= Objective =
Give an exact copy of every line, leaving images out.

____

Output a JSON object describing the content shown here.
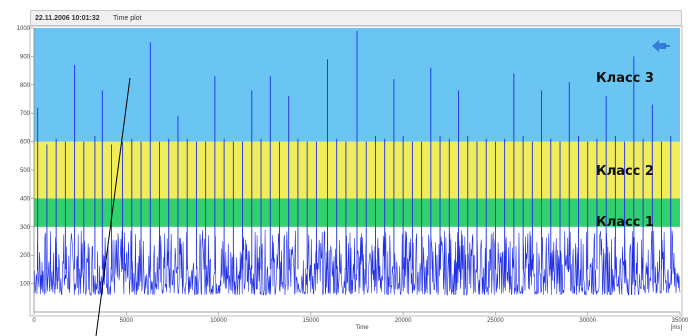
{
  "header": {
    "timestamp": "22.11.2006 10:01:32",
    "plot_title": "Time plot"
  },
  "icon": {
    "name": "rewind-arrow-icon",
    "color": "#2a6fd6"
  },
  "chart_data": {
    "type": "line",
    "title": "",
    "xlabel": "Time",
    "x_unit": "[ms]",
    "ylabel": "",
    "xlim": [
      0,
      35000
    ],
    "ylim": [
      0,
      1000
    ],
    "x_ticks": [
      0,
      5000,
      10000,
      15000,
      20000,
      25000,
      30000,
      35000
    ],
    "y_ticks": [
      100,
      200,
      300,
      400,
      500,
      600,
      700,
      800,
      900,
      1000
    ],
    "x_tick_labels": [
      "0",
      "5000",
      "10000",
      "15000",
      "20000",
      "25000",
      "30000",
      "35000"
    ],
    "y_tick_labels": [
      "100",
      "200",
      "300",
      "400",
      "500",
      "600",
      "700",
      "800",
      "900",
      "1000"
    ],
    "grid": false,
    "bands": [
      {
        "name": "Класс 1",
        "y_range": [
          300,
          400
        ],
        "color": "#33d070"
      },
      {
        "name": "Класс 2",
        "y_range": [
          400,
          600
        ],
        "color": "#f0ec5a"
      },
      {
        "name": "Класс 3",
        "y_range": [
          600,
          1000
        ],
        "color": "#6bc5f2"
      }
    ],
    "series": [
      {
        "color": "#1e2ee6",
        "baseline": {
          "low": 60,
          "high": 290
        },
        "spikes": [
          {
            "x": 200,
            "y": 720
          },
          {
            "x": 700,
            "y": 590
          },
          {
            "x": 1200,
            "y": 610
          },
          {
            "x": 1700,
            "y": 600
          },
          {
            "x": 2200,
            "y": 870
          },
          {
            "x": 2700,
            "y": 600
          },
          {
            "x": 3300,
            "y": 620
          },
          {
            "x": 3700,
            "y": 780
          },
          {
            "x": 4200,
            "y": 590
          },
          {
            "x": 4800,
            "y": 600
          },
          {
            "x": 5300,
            "y": 610
          },
          {
            "x": 5800,
            "y": 600
          },
          {
            "x": 6300,
            "y": 950
          },
          {
            "x": 6800,
            "y": 600
          },
          {
            "x": 7300,
            "y": 610
          },
          {
            "x": 7800,
            "y": 690
          },
          {
            "x": 8300,
            "y": 610
          },
          {
            "x": 8800,
            "y": 600
          },
          {
            "x": 9300,
            "y": 600
          },
          {
            "x": 9800,
            "y": 830
          },
          {
            "x": 10300,
            "y": 610
          },
          {
            "x": 10800,
            "y": 600
          },
          {
            "x": 11300,
            "y": 600
          },
          {
            "x": 11800,
            "y": 780
          },
          {
            "x": 12300,
            "y": 610
          },
          {
            "x": 12800,
            "y": 830
          },
          {
            "x": 13300,
            "y": 600
          },
          {
            "x": 13800,
            "y": 760
          },
          {
            "x": 14300,
            "y": 610
          },
          {
            "x": 14800,
            "y": 600
          },
          {
            "x": 15300,
            "y": 600
          },
          {
            "x": 15900,
            "y": 890
          },
          {
            "x": 16400,
            "y": 610
          },
          {
            "x": 16900,
            "y": 600
          },
          {
            "x": 17500,
            "y": 990
          },
          {
            "x": 18000,
            "y": 600
          },
          {
            "x": 18500,
            "y": 620
          },
          {
            "x": 19000,
            "y": 610
          },
          {
            "x": 19500,
            "y": 820
          },
          {
            "x": 20000,
            "y": 620
          },
          {
            "x": 20500,
            "y": 600
          },
          {
            "x": 21000,
            "y": 600
          },
          {
            "x": 21500,
            "y": 860
          },
          {
            "x": 22000,
            "y": 620
          },
          {
            "x": 22500,
            "y": 610
          },
          {
            "x": 23000,
            "y": 780
          },
          {
            "x": 23500,
            "y": 620
          },
          {
            "x": 24000,
            "y": 600
          },
          {
            "x": 24500,
            "y": 610
          },
          {
            "x": 25000,
            "y": 600
          },
          {
            "x": 25500,
            "y": 610
          },
          {
            "x": 26000,
            "y": 840
          },
          {
            "x": 26500,
            "y": 620
          },
          {
            "x": 27000,
            "y": 600
          },
          {
            "x": 27500,
            "y": 780
          },
          {
            "x": 28000,
            "y": 610
          },
          {
            "x": 28500,
            "y": 600
          },
          {
            "x": 29000,
            "y": 810
          },
          {
            "x": 29500,
            "y": 620
          },
          {
            "x": 30000,
            "y": 600
          },
          {
            "x": 30500,
            "y": 610
          },
          {
            "x": 31000,
            "y": 760
          },
          {
            "x": 31500,
            "y": 620
          },
          {
            "x": 32000,
            "y": 600
          },
          {
            "x": 32500,
            "y": 900
          },
          {
            "x": 33000,
            "y": 610
          },
          {
            "x": 33500,
            "y": 730
          },
          {
            "x": 34000,
            "y": 600
          },
          {
            "x": 34500,
            "y": 620
          }
        ]
      }
    ]
  }
}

____

= Answer for this exercise =
Output a JSON object describing the content shown here.
{
  "header": {
    "timestamp": "22.11.2006 10:01:32",
    "plot_title": "Time plot"
  },
  "icon": {
    "name": "rewind-arrow-icon",
    "color": "#2a6fd6"
  },
  "chart_data": {
    "type": "line",
    "title": "",
    "xlabel": "Time",
    "x_unit": "[ms]",
    "ylabel": "",
    "xlim": [
      0,
      35000
    ],
    "ylim": [
      0,
      1000
    ],
    "x_ticks": [
      0,
      5000,
      10000,
      15000,
      20000,
      25000,
      30000,
      35000
    ],
    "y_ticks": [
      100,
      200,
      300,
      400,
      500,
      600,
      700,
      800,
      900,
      1000
    ],
    "x_tick_labels": [
      "0",
      "5000",
      "10000",
      "15000",
      "20000",
      "25000",
      "30000",
      "35000"
    ],
    "y_tick_labels": [
      "100",
      "200",
      "300",
      "400",
      "500",
      "600",
      "700",
      "800",
      "900",
      "1000"
    ],
    "grid": false,
    "bands": [
      {
        "name": "Класс 1",
        "y_range": [
          300,
          400
        ],
        "color": "#33d070"
      },
      {
        "name": "Класс 2",
        "y_range": [
          400,
          600
        ],
        "color": "#f0ec5a"
      },
      {
        "name": "Класс 3",
        "y_range": [
          600,
          1000
        ],
        "color": "#6bc5f2"
      }
    ],
    "series": [
      {
        "color": "#1e2ee6",
        "baseline": {
          "low": 60,
          "high": 290
        },
        "spikes": [
          {
            "x": 200,
            "y": 720
          },
          {
            "x": 700,
            "y": 590
          },
          {
            "x": 1200,
            "y": 610
          },
          {
            "x": 1700,
            "y": 600
          },
          {
            "x": 2200,
            "y": 870
          },
          {
            "x": 2700,
            "y": 600
          },
          {
            "x": 3300,
            "y": 620
          },
          {
            "x": 3700,
            "y": 780
          },
          {
            "x": 4200,
            "y": 590
          },
          {
            "x": 4800,
            "y": 600
          },
          {
            "x": 5300,
            "y": 610
          },
          {
            "x": 5800,
            "y": 600
          },
          {
            "x": 6300,
            "y": 950
          },
          {
            "x": 6800,
            "y": 600
          },
          {
            "x": 7300,
            "y": 610
          },
          {
            "x": 7800,
            "y": 690
          },
          {
            "x": 8300,
            "y": 610
          },
          {
            "x": 8800,
            "y": 600
          },
          {
            "x": 9300,
            "y": 600
          },
          {
            "x": 9800,
            "y": 830
          },
          {
            "x": 10300,
            "y": 610
          },
          {
            "x": 10800,
            "y": 600
          },
          {
            "x": 11300,
            "y": 600
          },
          {
            "x": 11800,
            "y": 780
          },
          {
            "x": 12300,
            "y": 610
          },
          {
            "x": 12800,
            "y": 830
          },
          {
            "x": 13300,
            "y": 600
          },
          {
            "x": 13800,
            "y": 760
          },
          {
            "x": 14300,
            "y": 610
          },
          {
            "x": 14800,
            "y": 600
          },
          {
            "x": 15300,
            "y": 600
          },
          {
            "x": 15900,
            "y": 890
          },
          {
            "x": 16400,
            "y": 610
          },
          {
            "x": 16900,
            "y": 600
          },
          {
            "x": 17500,
            "y": 990
          },
          {
            "x": 18000,
            "y": 600
          },
          {
            "x": 18500,
            "y": 620
          },
          {
            "x": 19000,
            "y": 610
          },
          {
            "x": 19500,
            "y": 820
          },
          {
            "x": 20000,
            "y": 620
          },
          {
            "x": 20500,
            "y": 600
          },
          {
            "x": 21000,
            "y": 600
          },
          {
            "x": 21500,
            "y": 860
          },
          {
            "x": 22000,
            "y": 620
          },
          {
            "x": 22500,
            "y": 610
          },
          {
            "x": 23000,
            "y": 780
          },
          {
            "x": 23500,
            "y": 620
          },
          {
            "x": 24000,
            "y": 600
          },
          {
            "x": 24500,
            "y": 610
          },
          {
            "x": 25000,
            "y": 600
          },
          {
            "x": 25500,
            "y": 610
          },
          {
            "x": 26000,
            "y": 840
          },
          {
            "x": 26500,
            "y": 620
          },
          {
            "x": 27000,
            "y": 600
          },
          {
            "x": 27500,
            "y": 780
          },
          {
            "x": 28000,
            "y": 610
          },
          {
            "x": 28500,
            "y": 600
          },
          {
            "x": 29000,
            "y": 810
          },
          {
            "x": 29500,
            "y": 620
          },
          {
            "x": 30000,
            "y": 600
          },
          {
            "x": 30500,
            "y": 610
          },
          {
            "x": 31000,
            "y": 760
          },
          {
            "x": 31500,
            "y": 620
          },
          {
            "x": 32000,
            "y": 600
          },
          {
            "x": 32500,
            "y": 900
          },
          {
            "x": 33000,
            "y": 610
          },
          {
            "x": 33500,
            "y": 730
          },
          {
            "x": 34000,
            "y": 600
          },
          {
            "x": 34500,
            "y": 620
          }
        ]
      }
    ]
  }
}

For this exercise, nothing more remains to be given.